From the listing below, select every line where the word "рублей" appears.
>>>
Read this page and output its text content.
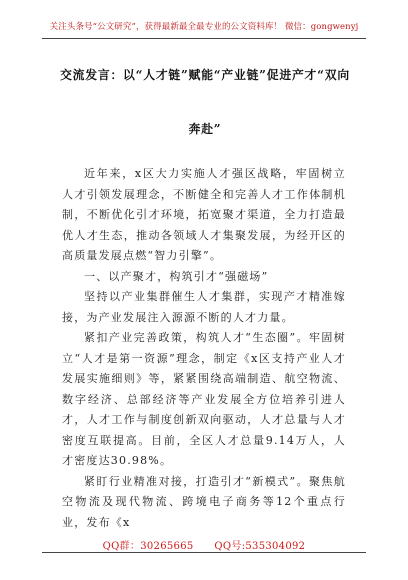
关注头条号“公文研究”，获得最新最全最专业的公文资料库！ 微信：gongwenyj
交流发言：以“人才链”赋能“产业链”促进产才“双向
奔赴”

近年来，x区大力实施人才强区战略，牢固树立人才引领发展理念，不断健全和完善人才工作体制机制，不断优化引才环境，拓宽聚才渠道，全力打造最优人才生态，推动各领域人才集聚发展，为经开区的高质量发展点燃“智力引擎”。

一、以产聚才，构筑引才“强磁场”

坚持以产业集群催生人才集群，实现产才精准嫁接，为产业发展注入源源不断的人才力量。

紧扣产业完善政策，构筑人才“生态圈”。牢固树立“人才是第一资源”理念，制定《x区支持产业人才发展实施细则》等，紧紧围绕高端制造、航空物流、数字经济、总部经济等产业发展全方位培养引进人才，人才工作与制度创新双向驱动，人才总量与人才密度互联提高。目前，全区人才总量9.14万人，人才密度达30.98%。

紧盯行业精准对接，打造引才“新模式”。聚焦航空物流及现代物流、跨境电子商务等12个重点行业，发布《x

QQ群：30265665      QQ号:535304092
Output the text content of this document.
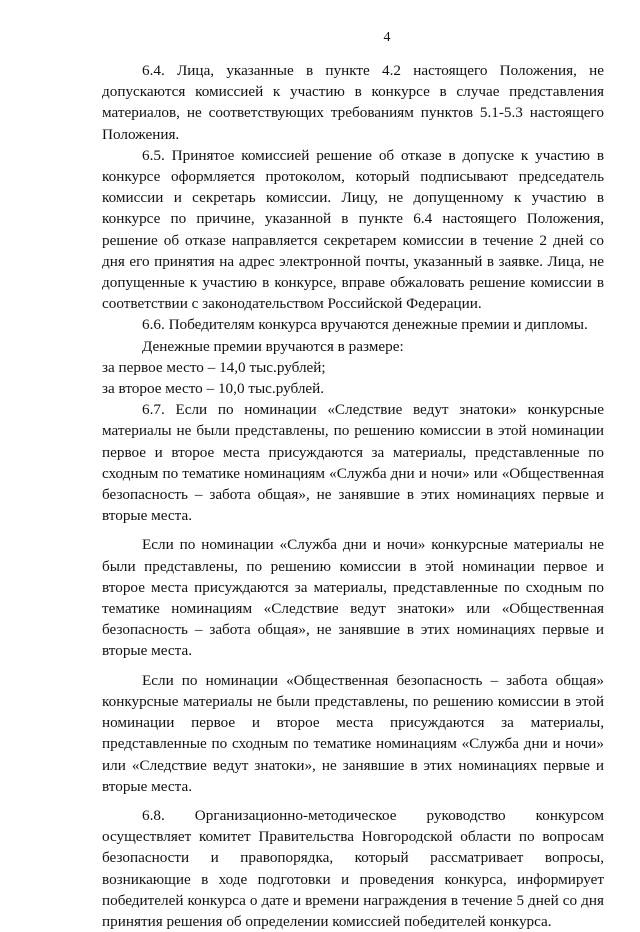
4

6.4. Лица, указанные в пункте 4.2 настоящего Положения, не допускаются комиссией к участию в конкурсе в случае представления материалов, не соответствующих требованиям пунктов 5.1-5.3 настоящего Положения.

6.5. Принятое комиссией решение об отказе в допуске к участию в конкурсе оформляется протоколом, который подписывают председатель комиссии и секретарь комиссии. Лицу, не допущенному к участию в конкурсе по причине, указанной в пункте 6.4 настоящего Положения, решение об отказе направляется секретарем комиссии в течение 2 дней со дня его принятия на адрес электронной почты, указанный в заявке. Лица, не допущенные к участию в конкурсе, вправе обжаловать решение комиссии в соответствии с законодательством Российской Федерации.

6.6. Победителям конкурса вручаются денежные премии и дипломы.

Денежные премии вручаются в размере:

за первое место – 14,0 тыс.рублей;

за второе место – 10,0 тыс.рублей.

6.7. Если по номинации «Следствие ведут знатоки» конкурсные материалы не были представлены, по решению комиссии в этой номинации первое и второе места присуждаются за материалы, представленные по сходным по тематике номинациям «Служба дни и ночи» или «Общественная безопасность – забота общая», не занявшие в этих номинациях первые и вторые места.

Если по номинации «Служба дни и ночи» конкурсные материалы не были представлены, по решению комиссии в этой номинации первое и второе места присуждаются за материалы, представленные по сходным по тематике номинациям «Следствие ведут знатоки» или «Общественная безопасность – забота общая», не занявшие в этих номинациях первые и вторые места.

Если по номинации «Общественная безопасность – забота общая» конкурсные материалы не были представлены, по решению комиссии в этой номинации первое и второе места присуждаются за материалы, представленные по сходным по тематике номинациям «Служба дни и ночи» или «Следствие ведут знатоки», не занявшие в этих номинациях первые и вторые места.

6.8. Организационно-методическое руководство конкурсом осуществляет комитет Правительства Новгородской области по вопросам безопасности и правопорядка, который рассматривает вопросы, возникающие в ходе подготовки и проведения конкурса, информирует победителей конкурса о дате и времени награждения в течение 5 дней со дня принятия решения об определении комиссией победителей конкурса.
<<<
**Complete response:**
за первое место – 14,0 тыс.рублей;
за второе место – 10,0 тыс.рублей.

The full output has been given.